-- Source records start --

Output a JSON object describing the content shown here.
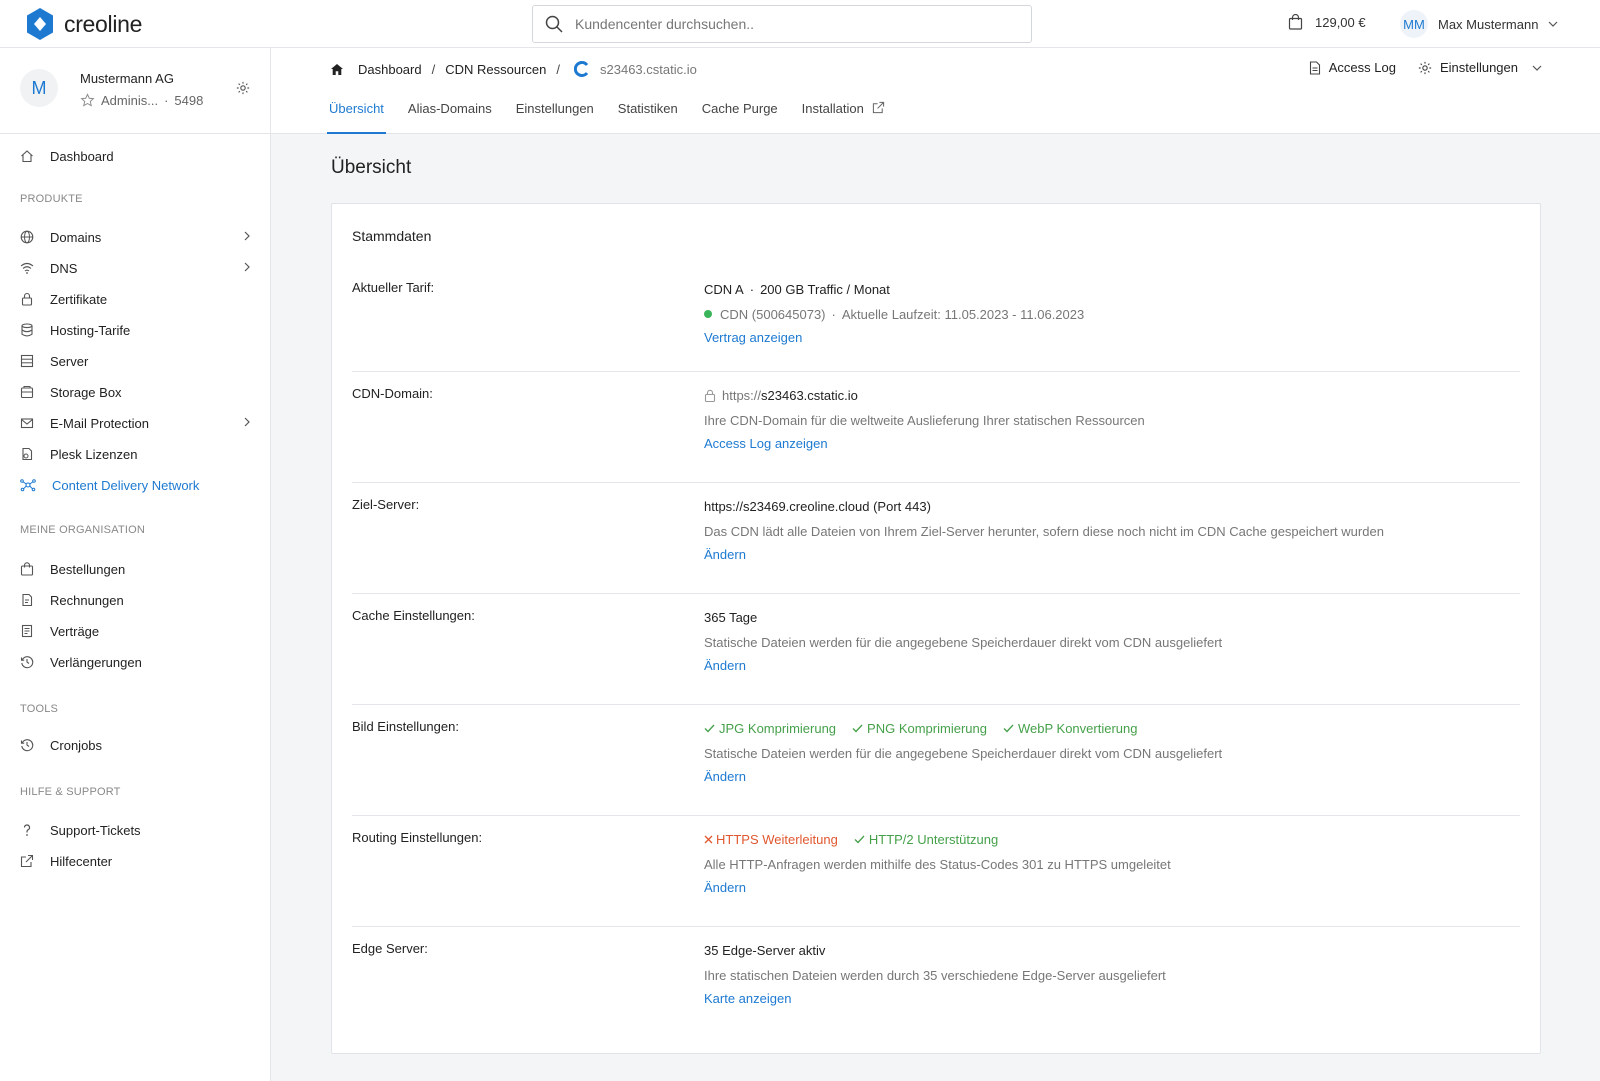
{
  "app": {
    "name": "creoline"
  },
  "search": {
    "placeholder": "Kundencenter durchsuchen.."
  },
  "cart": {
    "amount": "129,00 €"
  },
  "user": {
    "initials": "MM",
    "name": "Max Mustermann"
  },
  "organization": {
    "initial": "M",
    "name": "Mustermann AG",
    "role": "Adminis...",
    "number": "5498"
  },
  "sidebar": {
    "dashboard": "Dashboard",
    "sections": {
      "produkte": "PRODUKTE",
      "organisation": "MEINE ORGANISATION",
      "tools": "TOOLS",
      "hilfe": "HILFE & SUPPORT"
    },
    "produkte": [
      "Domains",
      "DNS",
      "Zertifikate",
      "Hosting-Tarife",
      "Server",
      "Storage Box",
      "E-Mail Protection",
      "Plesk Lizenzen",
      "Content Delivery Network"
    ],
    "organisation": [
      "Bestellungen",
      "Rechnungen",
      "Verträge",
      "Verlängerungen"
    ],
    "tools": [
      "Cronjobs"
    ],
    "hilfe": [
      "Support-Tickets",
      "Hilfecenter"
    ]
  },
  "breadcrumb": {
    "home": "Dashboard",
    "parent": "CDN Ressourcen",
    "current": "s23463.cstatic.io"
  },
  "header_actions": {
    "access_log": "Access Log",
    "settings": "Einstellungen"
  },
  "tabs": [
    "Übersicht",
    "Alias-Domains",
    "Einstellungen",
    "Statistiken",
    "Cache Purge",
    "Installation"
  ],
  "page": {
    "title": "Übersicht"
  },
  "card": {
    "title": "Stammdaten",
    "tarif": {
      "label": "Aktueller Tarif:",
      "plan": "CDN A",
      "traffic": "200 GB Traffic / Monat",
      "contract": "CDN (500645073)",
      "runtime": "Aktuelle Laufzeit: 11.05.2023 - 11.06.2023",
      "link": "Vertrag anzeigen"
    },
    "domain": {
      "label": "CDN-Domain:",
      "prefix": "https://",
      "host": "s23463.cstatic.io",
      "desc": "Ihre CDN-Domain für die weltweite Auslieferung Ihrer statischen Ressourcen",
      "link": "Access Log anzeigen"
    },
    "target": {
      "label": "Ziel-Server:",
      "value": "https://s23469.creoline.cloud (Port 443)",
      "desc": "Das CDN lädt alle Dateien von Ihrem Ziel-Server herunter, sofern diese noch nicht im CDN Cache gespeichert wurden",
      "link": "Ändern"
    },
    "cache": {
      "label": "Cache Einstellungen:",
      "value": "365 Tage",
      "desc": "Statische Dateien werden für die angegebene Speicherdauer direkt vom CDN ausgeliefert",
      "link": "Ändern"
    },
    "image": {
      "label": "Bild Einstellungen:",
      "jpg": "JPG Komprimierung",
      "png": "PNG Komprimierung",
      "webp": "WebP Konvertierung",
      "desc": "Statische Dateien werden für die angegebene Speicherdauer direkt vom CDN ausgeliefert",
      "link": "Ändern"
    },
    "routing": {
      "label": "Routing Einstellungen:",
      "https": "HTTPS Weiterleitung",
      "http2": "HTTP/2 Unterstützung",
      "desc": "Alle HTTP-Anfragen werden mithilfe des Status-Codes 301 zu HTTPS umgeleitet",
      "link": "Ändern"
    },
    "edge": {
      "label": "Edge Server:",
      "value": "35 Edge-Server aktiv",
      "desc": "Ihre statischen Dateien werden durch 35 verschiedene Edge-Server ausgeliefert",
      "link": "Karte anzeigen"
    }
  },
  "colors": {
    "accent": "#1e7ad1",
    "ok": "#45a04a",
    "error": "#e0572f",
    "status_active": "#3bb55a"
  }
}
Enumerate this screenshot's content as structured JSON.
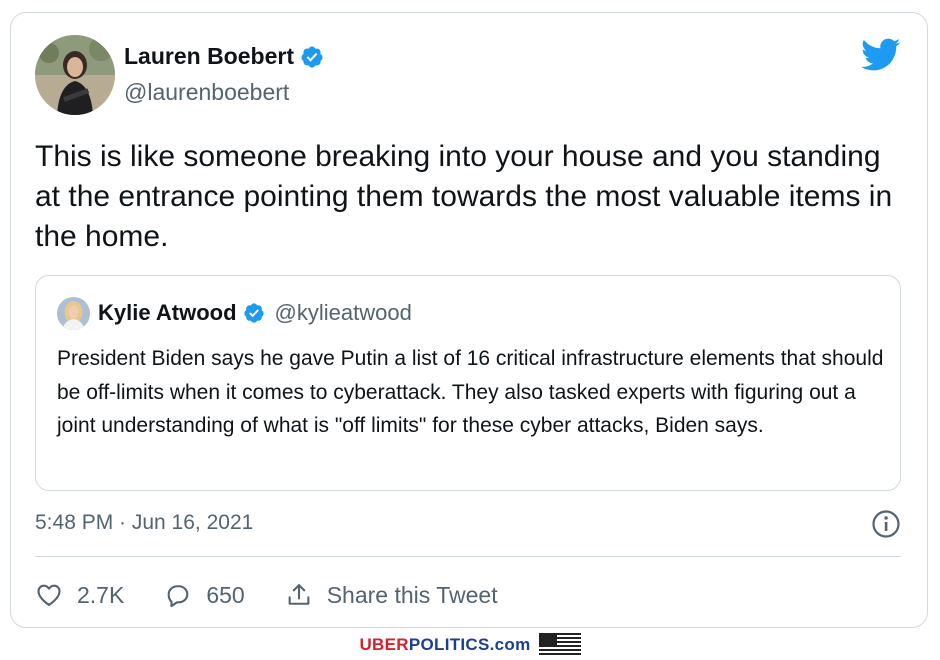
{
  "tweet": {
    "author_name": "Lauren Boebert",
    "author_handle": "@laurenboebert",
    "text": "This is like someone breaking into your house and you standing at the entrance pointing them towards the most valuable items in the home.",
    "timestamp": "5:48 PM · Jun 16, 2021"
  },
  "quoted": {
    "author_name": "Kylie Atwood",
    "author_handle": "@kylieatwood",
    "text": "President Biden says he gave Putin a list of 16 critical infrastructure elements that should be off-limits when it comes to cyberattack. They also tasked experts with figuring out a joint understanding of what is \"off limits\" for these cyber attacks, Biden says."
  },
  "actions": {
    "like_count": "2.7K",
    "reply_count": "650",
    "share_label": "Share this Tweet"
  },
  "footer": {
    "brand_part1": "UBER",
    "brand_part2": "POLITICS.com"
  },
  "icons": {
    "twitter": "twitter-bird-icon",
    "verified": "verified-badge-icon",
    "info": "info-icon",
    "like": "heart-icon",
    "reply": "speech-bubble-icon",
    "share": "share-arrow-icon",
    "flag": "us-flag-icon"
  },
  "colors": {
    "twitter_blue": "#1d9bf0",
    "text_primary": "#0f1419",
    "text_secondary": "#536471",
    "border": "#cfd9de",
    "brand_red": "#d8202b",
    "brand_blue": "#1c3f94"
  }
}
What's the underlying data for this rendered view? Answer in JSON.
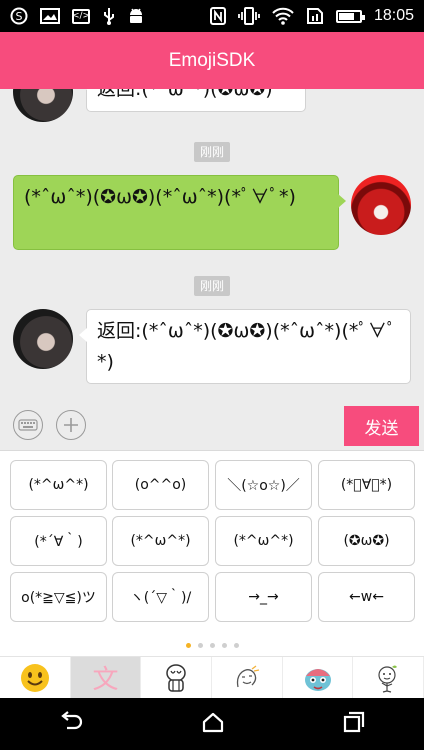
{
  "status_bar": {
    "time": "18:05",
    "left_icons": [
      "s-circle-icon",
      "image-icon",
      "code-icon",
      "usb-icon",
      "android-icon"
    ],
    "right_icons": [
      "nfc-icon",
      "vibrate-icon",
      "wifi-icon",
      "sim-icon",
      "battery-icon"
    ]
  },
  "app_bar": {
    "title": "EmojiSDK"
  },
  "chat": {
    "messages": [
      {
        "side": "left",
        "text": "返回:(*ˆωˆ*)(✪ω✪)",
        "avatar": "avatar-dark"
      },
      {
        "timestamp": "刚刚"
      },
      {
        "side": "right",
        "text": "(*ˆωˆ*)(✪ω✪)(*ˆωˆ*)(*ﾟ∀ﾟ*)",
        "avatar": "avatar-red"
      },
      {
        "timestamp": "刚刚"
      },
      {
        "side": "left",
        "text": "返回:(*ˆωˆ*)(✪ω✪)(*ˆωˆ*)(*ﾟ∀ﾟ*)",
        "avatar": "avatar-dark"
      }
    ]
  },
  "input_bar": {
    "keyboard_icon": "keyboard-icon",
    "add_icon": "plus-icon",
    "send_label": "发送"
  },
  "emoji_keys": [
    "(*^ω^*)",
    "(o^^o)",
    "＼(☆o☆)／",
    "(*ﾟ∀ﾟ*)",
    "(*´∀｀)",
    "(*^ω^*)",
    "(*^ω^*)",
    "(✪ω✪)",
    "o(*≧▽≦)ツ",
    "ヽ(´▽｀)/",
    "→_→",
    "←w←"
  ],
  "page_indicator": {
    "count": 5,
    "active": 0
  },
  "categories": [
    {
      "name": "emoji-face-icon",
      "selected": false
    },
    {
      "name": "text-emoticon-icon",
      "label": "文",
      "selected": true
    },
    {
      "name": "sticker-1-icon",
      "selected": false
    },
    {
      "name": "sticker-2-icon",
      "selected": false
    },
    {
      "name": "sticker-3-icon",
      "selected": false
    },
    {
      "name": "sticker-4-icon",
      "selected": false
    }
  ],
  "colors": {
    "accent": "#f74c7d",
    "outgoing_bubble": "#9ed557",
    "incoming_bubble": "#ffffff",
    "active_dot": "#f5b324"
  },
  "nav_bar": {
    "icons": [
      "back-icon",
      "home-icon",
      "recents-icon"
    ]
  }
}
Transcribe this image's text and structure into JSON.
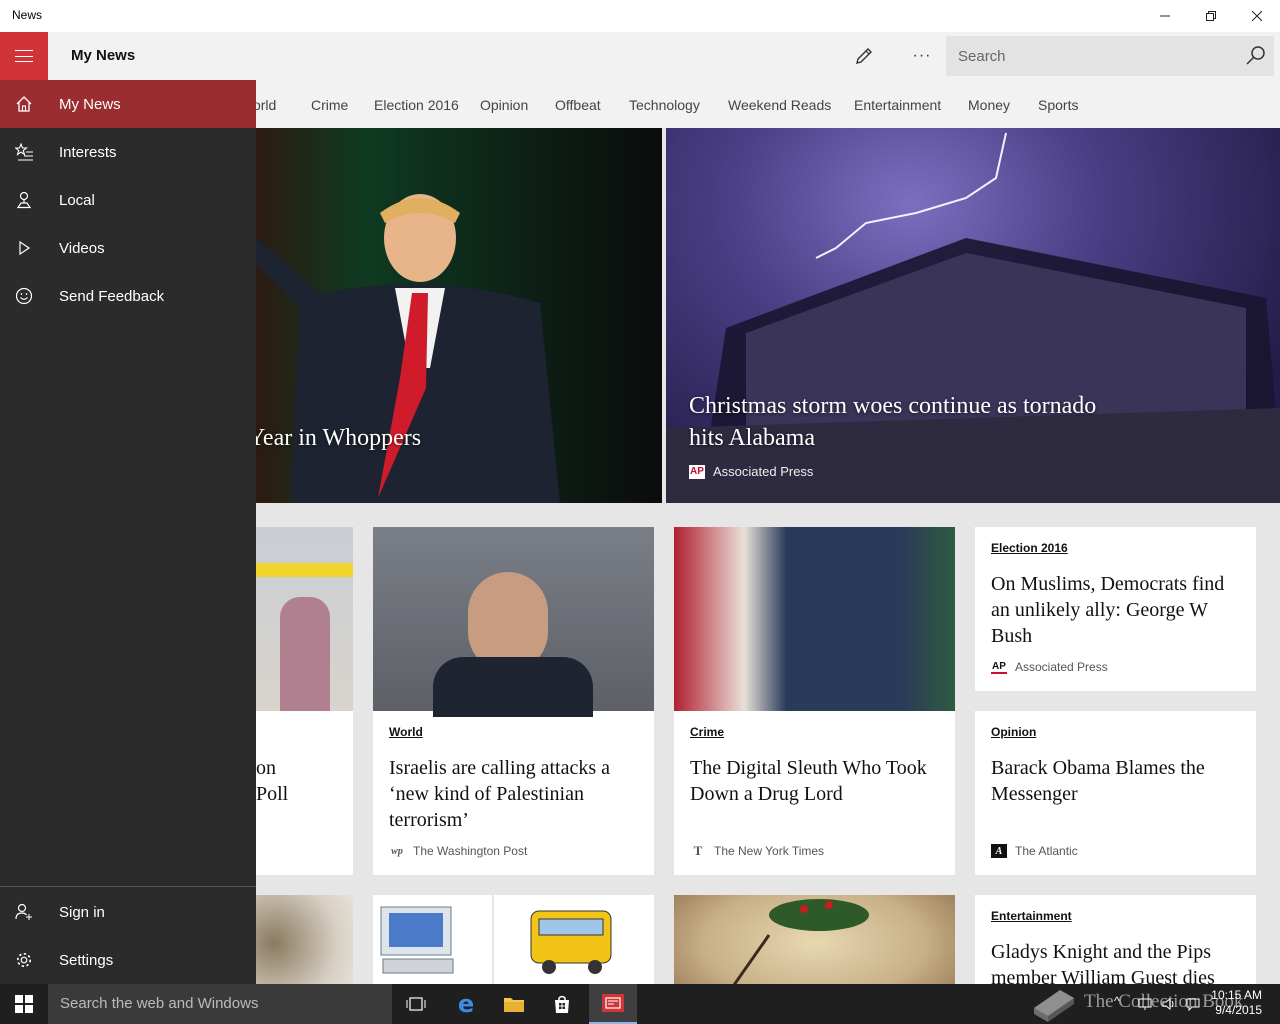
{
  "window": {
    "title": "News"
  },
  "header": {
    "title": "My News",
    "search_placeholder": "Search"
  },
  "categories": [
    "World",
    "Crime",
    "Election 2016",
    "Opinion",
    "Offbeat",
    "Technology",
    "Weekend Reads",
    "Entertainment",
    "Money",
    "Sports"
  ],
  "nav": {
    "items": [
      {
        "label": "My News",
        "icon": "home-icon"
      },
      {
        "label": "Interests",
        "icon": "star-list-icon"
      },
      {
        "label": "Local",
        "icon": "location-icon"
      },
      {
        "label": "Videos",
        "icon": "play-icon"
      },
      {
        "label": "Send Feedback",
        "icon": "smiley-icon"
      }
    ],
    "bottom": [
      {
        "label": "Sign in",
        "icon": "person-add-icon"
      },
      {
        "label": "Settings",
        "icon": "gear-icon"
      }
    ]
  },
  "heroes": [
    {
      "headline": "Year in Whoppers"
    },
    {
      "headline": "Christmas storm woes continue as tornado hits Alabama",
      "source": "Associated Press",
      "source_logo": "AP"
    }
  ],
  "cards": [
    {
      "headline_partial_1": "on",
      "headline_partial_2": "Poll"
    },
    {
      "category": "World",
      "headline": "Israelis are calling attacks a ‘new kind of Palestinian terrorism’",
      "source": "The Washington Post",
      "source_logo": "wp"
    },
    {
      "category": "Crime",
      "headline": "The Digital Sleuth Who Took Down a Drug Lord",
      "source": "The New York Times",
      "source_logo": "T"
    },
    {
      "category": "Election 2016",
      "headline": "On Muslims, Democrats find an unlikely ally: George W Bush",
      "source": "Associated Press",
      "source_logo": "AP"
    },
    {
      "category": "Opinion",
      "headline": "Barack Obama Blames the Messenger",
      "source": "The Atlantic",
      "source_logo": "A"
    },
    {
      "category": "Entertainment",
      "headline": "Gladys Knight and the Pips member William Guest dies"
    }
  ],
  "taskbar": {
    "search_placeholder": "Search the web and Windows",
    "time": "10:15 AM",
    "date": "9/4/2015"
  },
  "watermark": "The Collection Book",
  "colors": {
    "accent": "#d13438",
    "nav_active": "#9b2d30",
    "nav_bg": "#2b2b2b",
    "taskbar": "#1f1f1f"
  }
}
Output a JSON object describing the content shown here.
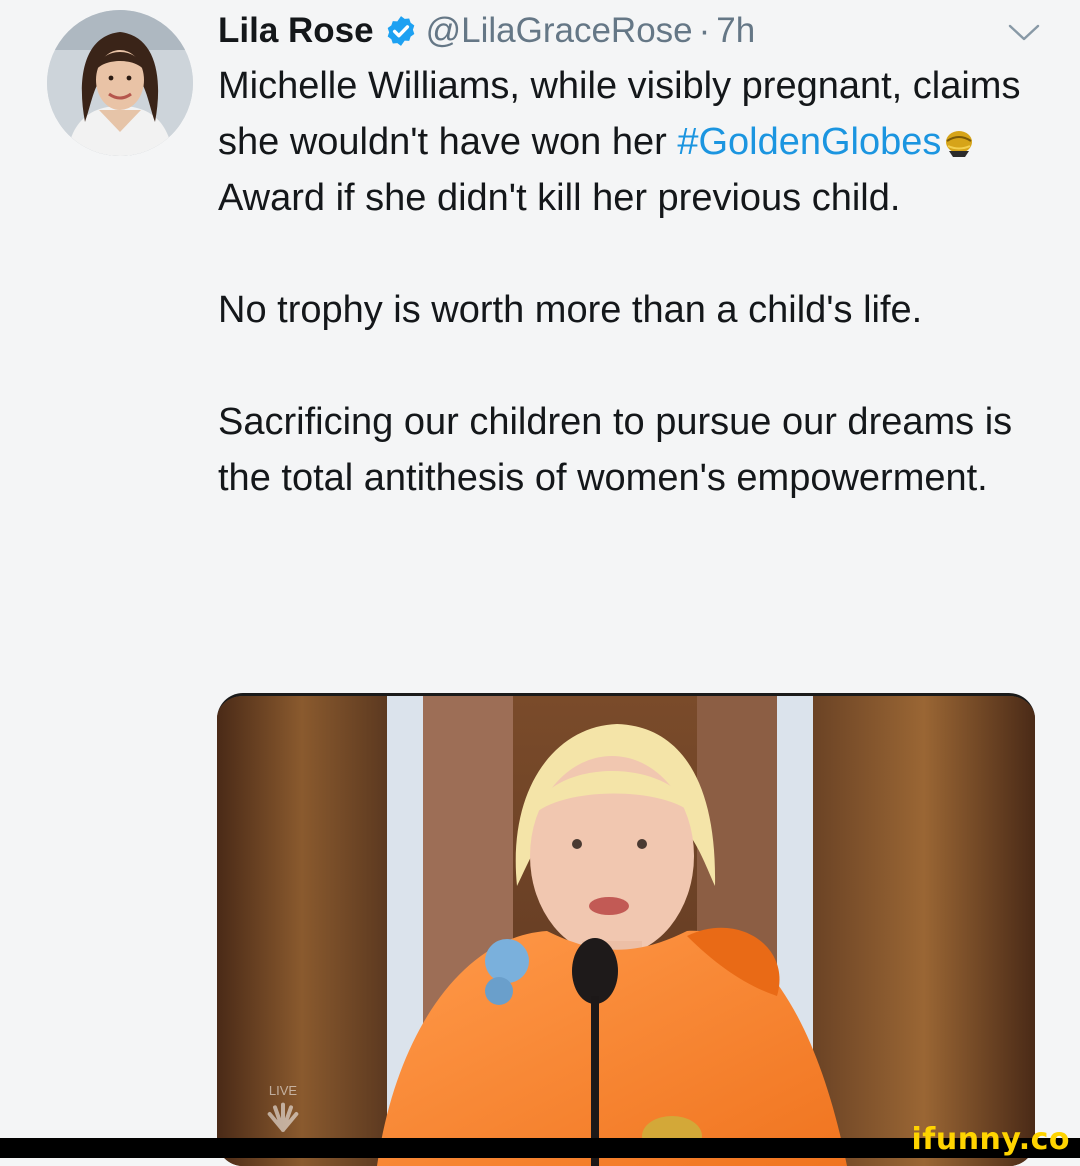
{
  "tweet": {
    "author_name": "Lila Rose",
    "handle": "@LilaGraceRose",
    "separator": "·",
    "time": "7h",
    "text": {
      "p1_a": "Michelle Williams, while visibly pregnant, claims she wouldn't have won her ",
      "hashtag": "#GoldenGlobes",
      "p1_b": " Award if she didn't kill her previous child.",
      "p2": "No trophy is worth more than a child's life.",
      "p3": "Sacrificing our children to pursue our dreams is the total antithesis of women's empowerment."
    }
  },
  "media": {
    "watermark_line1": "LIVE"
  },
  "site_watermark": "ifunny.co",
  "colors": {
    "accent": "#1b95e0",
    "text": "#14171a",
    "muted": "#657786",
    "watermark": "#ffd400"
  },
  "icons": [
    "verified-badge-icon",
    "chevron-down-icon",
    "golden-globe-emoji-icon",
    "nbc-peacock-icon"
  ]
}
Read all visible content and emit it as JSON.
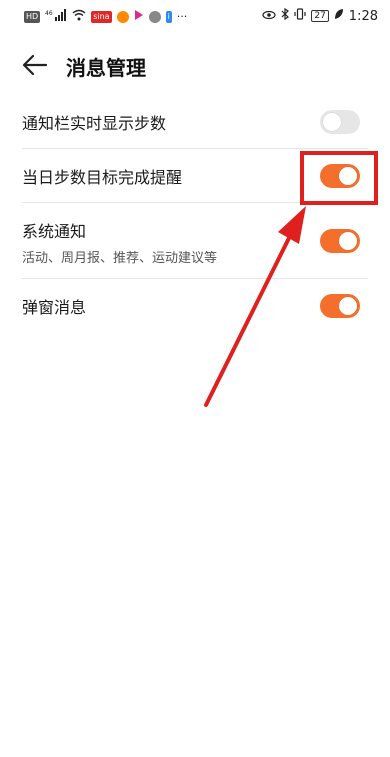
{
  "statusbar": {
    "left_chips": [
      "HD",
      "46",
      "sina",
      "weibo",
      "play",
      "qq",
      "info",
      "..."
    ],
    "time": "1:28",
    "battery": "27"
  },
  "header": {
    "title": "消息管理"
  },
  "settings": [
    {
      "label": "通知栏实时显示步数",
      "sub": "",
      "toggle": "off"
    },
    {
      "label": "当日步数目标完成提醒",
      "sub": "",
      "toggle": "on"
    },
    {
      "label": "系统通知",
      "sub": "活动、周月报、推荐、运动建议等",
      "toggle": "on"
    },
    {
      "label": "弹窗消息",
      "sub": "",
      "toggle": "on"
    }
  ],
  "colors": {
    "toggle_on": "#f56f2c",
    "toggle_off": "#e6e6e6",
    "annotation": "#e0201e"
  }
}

-- Source records end --

*Exercise directions*. Each line containing the word "Dashboard" counts once; report the total alone.

*Solution for this problem*. 2